YOUR TASK:
Tally the lines that include "triangle". Output the number only.

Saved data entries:
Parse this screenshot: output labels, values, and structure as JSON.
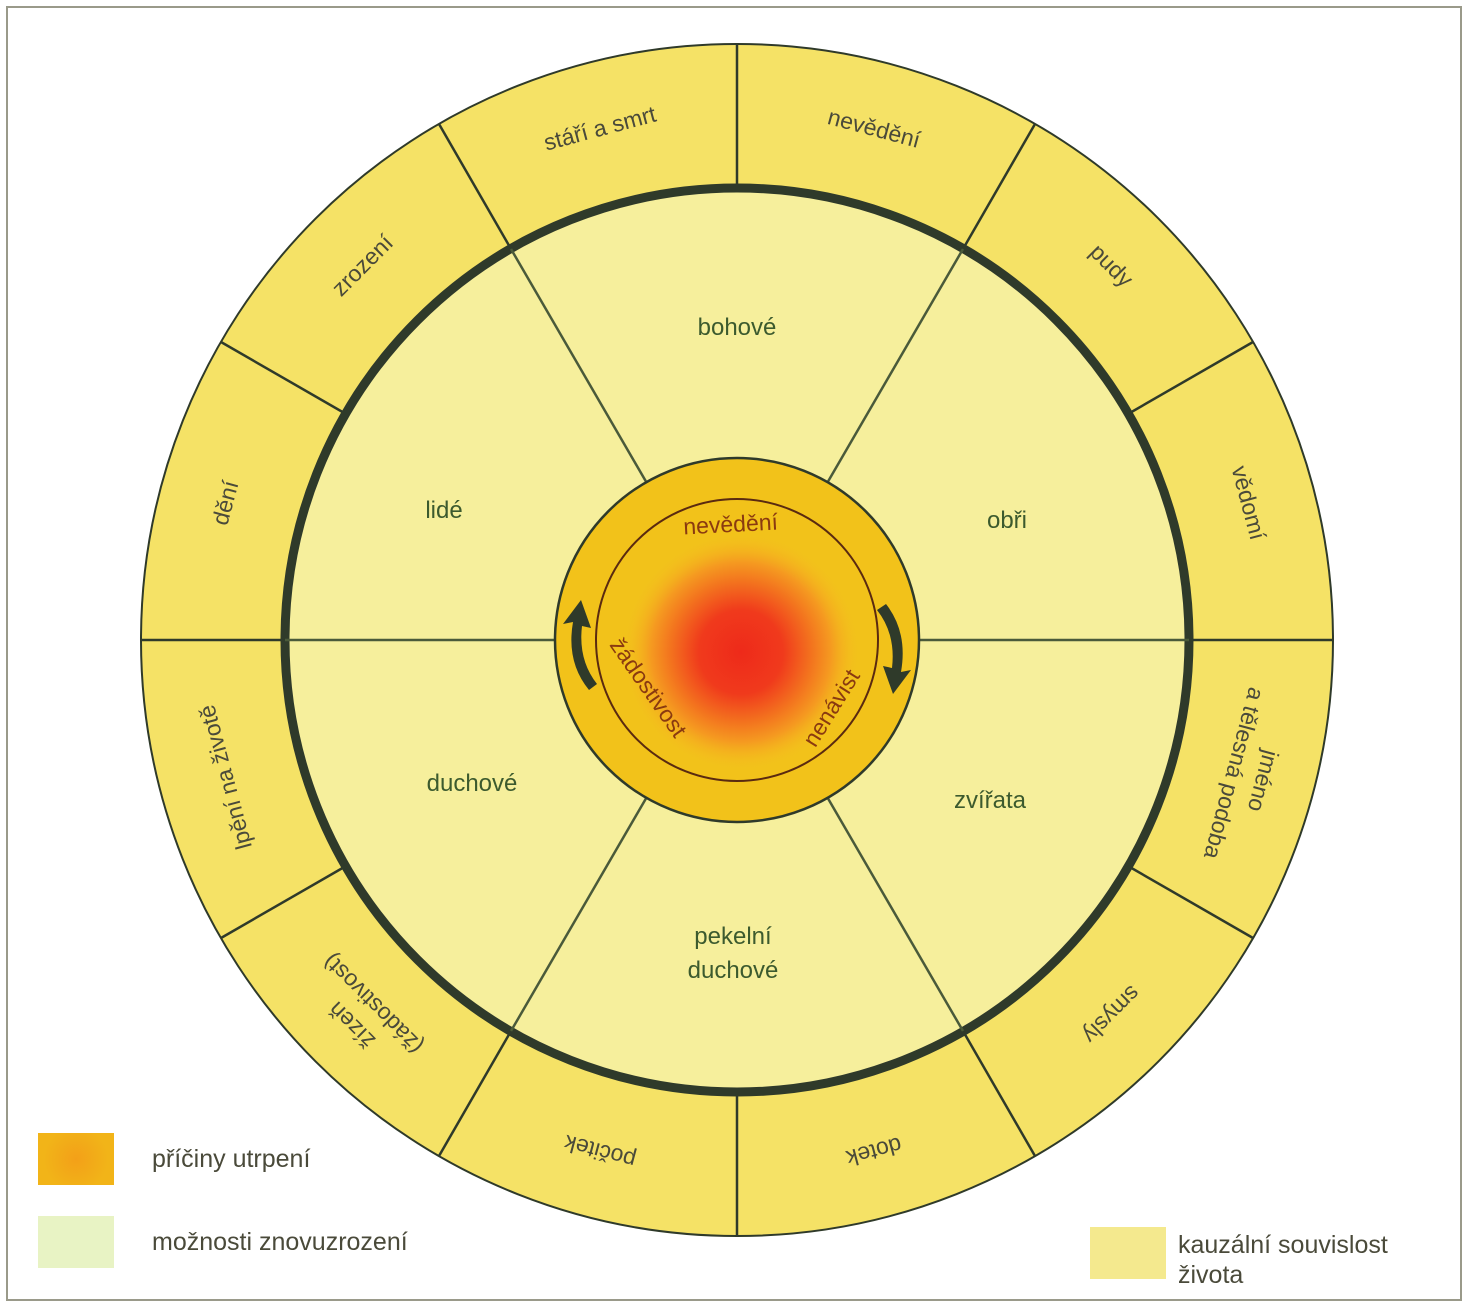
{
  "colors": {
    "outer_ring": "#f5e266",
    "realms": "#f6ef9c",
    "center_disc": "#f2c21a",
    "center_fire": "#ee2a1a",
    "ring_line": "#2f3a2a",
    "spoke_line": "#4a5a3a",
    "realm_text": "#3c5a2e",
    "center_text": "#8a3a10",
    "outer_text": "#4a4a3a"
  },
  "outer_ring": {
    "segments": [
      "nevědění",
      "pudy",
      "vědomí",
      "jméno|a tělesná podoba",
      "smysly",
      "dotek",
      "počitek",
      "žízeň|(žádostivost)",
      "lpění na životě",
      "dění",
      "zrození",
      "stáří a smrt"
    ]
  },
  "realms": {
    "gods": "bohové",
    "giants": "obři",
    "animals": "zvířata",
    "hell_spirits_line1": "pekelní",
    "hell_spirits_line2": "duchové",
    "spirits": "duchové",
    "humans": "lidé"
  },
  "center": {
    "ignorance": "nevědění",
    "hatred": "nenávist",
    "desire": "žádostivost"
  },
  "legend": {
    "causes": {
      "label": "příčiny utrpení",
      "color": "#f2b418"
    },
    "rebirth": {
      "label": "možnosti znovuzrození",
      "color": "#e8f3c4"
    },
    "causal": {
      "label": "kauzální souvislost života",
      "color": "#f4e98e"
    }
  }
}
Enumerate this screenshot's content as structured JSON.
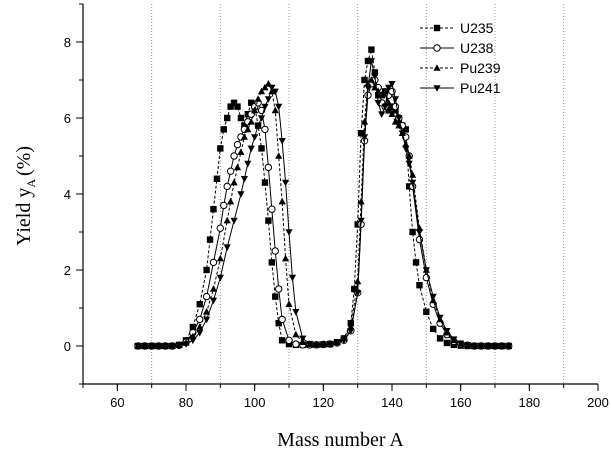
{
  "chart_data": {
    "type": "line",
    "xlabel": "Mass number A",
    "ylabel": "Yield y",
    "ylabel_subscript": "A",
    "ylabel_unit": "(%)",
    "xlim": [
      50,
      200
    ],
    "ylim": [
      -1,
      9
    ],
    "xticks": [
      60,
      80,
      100,
      120,
      140,
      160,
      180,
      200
    ],
    "yticks": [
      0,
      2,
      4,
      6,
      8
    ],
    "vertical_gridlines_at": [
      70,
      90,
      110,
      130,
      150,
      170,
      190
    ],
    "legend_position": "top-right",
    "series": [
      {
        "name": "U235",
        "style": "dashed",
        "marker": "square-filled",
        "color": "#000000",
        "x": [
          66,
          68,
          70,
          72,
          74,
          76,
          78,
          80,
          82,
          84,
          86,
          87,
          88,
          89,
          90,
          91,
          92,
          93,
          94,
          95,
          96,
          97,
          98,
          99,
          100,
          101,
          102,
          103,
          104,
          105,
          106,
          107,
          108,
          110,
          112,
          114,
          116,
          118,
          120,
          122,
          124,
          126,
          128,
          129,
          130,
          131,
          132,
          133,
          134,
          135,
          136,
          137,
          138,
          139,
          140,
          141,
          142,
          143,
          144,
          145,
          146,
          147,
          148,
          150,
          152,
          154,
          156,
          158,
          160,
          162,
          164,
          166,
          168,
          170,
          172,
          174
        ],
        "y": [
          0,
          0,
          0,
          0,
          0,
          0,
          0.03,
          0.15,
          0.5,
          1.1,
          2.0,
          2.8,
          3.6,
          4.4,
          5.2,
          5.7,
          6.0,
          6.3,
          6.4,
          6.3,
          6.0,
          5.8,
          6.1,
          6.4,
          6.3,
          5.8,
          5.2,
          4.3,
          3.3,
          2.2,
          1.3,
          0.6,
          0.15,
          0.05,
          0.03,
          0.03,
          0.03,
          0.03,
          0.04,
          0.05,
          0.1,
          0.2,
          0.6,
          1.5,
          3.2,
          5.6,
          7.0,
          7.5,
          7.8,
          7.2,
          6.6,
          6.6,
          6.7,
          6.2,
          6.3,
          6.2,
          5.9,
          5.8,
          5.7,
          4.2,
          3.0,
          2.2,
          1.6,
          0.9,
          0.45,
          0.2,
          0.08,
          0.03,
          0.01,
          0,
          0,
          0,
          0,
          0,
          0,
          0
        ]
      },
      {
        "name": "U238",
        "style": "solid",
        "marker": "circle-open",
        "color": "#000000",
        "x": [
          66,
          68,
          70,
          72,
          74,
          76,
          78,
          80,
          82,
          84,
          86,
          88,
          90,
          91,
          92,
          93,
          94,
          95,
          96,
          97,
          98,
          99,
          100,
          101,
          102,
          103,
          104,
          105,
          106,
          107,
          108,
          110,
          112,
          114,
          116,
          118,
          120,
          122,
          124,
          126,
          128,
          130,
          131,
          132,
          133,
          134,
          135,
          136,
          137,
          138,
          139,
          140,
          141,
          142,
          143,
          144,
          145,
          146,
          148,
          150,
          152,
          154,
          156,
          158,
          160,
          162,
          164,
          166,
          168,
          170,
          172,
          174
        ],
        "y": [
          0,
          0,
          0,
          0,
          0,
          0,
          0.02,
          0.1,
          0.35,
          0.7,
          1.3,
          2.2,
          3.1,
          3.7,
          4.2,
          4.6,
          5.0,
          5.3,
          5.5,
          5.7,
          5.9,
          6.1,
          6.3,
          6.4,
          6.2,
          5.7,
          4.7,
          3.6,
          2.5,
          1.5,
          0.7,
          0.15,
          0.05,
          0.03,
          0.03,
          0.03,
          0.04,
          0.05,
          0.08,
          0.15,
          0.4,
          1.4,
          3.2,
          5.4,
          6.6,
          6.9,
          7.0,
          6.8,
          6.4,
          6.3,
          6.6,
          6.7,
          6.3,
          6.0,
          5.8,
          5.5,
          5.0,
          4.2,
          2.8,
          1.8,
          1.1,
          0.6,
          0.3,
          0.12,
          0.05,
          0.02,
          0,
          0,
          0,
          0,
          0,
          0
        ]
      },
      {
        "name": "Pu239",
        "style": "dashed",
        "marker": "triangle-up-filled",
        "color": "#000000",
        "x": [
          66,
          68,
          70,
          72,
          74,
          76,
          78,
          80,
          82,
          84,
          86,
          88,
          90,
          92,
          93,
          94,
          95,
          96,
          97,
          98,
          99,
          100,
          101,
          102,
          103,
          104,
          105,
          106,
          107,
          108,
          109,
          110,
          112,
          114,
          116,
          118,
          120,
          122,
          124,
          126,
          128,
          130,
          131,
          132,
          133,
          134,
          135,
          136,
          137,
          138,
          139,
          140,
          141,
          142,
          143,
          144,
          145,
          146,
          148,
          150,
          152,
          154,
          156,
          158,
          160,
          162,
          164,
          166,
          168,
          170,
          172,
          174
        ],
        "y": [
          0,
          0,
          0,
          0,
          0,
          0,
          0.02,
          0.08,
          0.25,
          0.5,
          0.9,
          1.5,
          2.3,
          3.3,
          3.8,
          4.3,
          4.7,
          5.1,
          5.5,
          5.7,
          5.9,
          6.2,
          6.5,
          6.7,
          6.8,
          6.9,
          6.7,
          6.2,
          5.0,
          3.8,
          2.3,
          1.1,
          0.3,
          0.1,
          0.05,
          0.04,
          0.05,
          0.06,
          0.1,
          0.2,
          0.5,
          1.7,
          3.8,
          5.9,
          6.9,
          7.0,
          6.8,
          6.7,
          6.6,
          6.7,
          6.4,
          6.1,
          5.9,
          5.8,
          5.6,
          5.3,
          5.0,
          4.5,
          3.1,
          2.0,
          1.2,
          0.7,
          0.35,
          0.15,
          0.06,
          0.02,
          0,
          0,
          0,
          0,
          0,
          0
        ]
      },
      {
        "name": "Pu241",
        "style": "solid",
        "marker": "triangle-down-filled",
        "color": "#000000",
        "x": [
          66,
          68,
          70,
          72,
          74,
          76,
          78,
          80,
          82,
          84,
          86,
          88,
          90,
          92,
          94,
          96,
          97,
          98,
          99,
          100,
          101,
          102,
          103,
          104,
          105,
          106,
          107,
          108,
          109,
          110,
          111,
          112,
          114,
          116,
          118,
          120,
          122,
          124,
          126,
          128,
          130,
          131,
          132,
          133,
          134,
          135,
          136,
          137,
          138,
          139,
          140,
          141,
          142,
          143,
          144,
          145,
          146,
          148,
          150,
          152,
          154,
          156,
          158,
          160,
          162,
          164,
          166,
          168,
          170,
          172,
          174
        ],
        "y": [
          0,
          0,
          0,
          0,
          0,
          0,
          0.02,
          0.05,
          0.15,
          0.35,
          0.7,
          1.2,
          1.8,
          2.6,
          3.3,
          4.0,
          4.4,
          4.8,
          5.2,
          5.5,
          5.8,
          6.0,
          6.3,
          6.5,
          6.8,
          6.7,
          6.3,
          5.4,
          4.3,
          3.0,
          1.8,
          0.9,
          0.2,
          0.06,
          0.04,
          0.04,
          0.05,
          0.08,
          0.15,
          0.4,
          1.4,
          3.3,
          5.5,
          6.8,
          7.5,
          7.1,
          6.4,
          6.1,
          6.3,
          6.8,
          6.9,
          6.5,
          6.0,
          5.6,
          5.2,
          4.8,
          4.3,
          3.0,
          2.0,
          1.3,
          0.75,
          0.4,
          0.18,
          0.07,
          0.03,
          0.01,
          0,
          0,
          0,
          0,
          0
        ]
      }
    ]
  }
}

RESULT:
2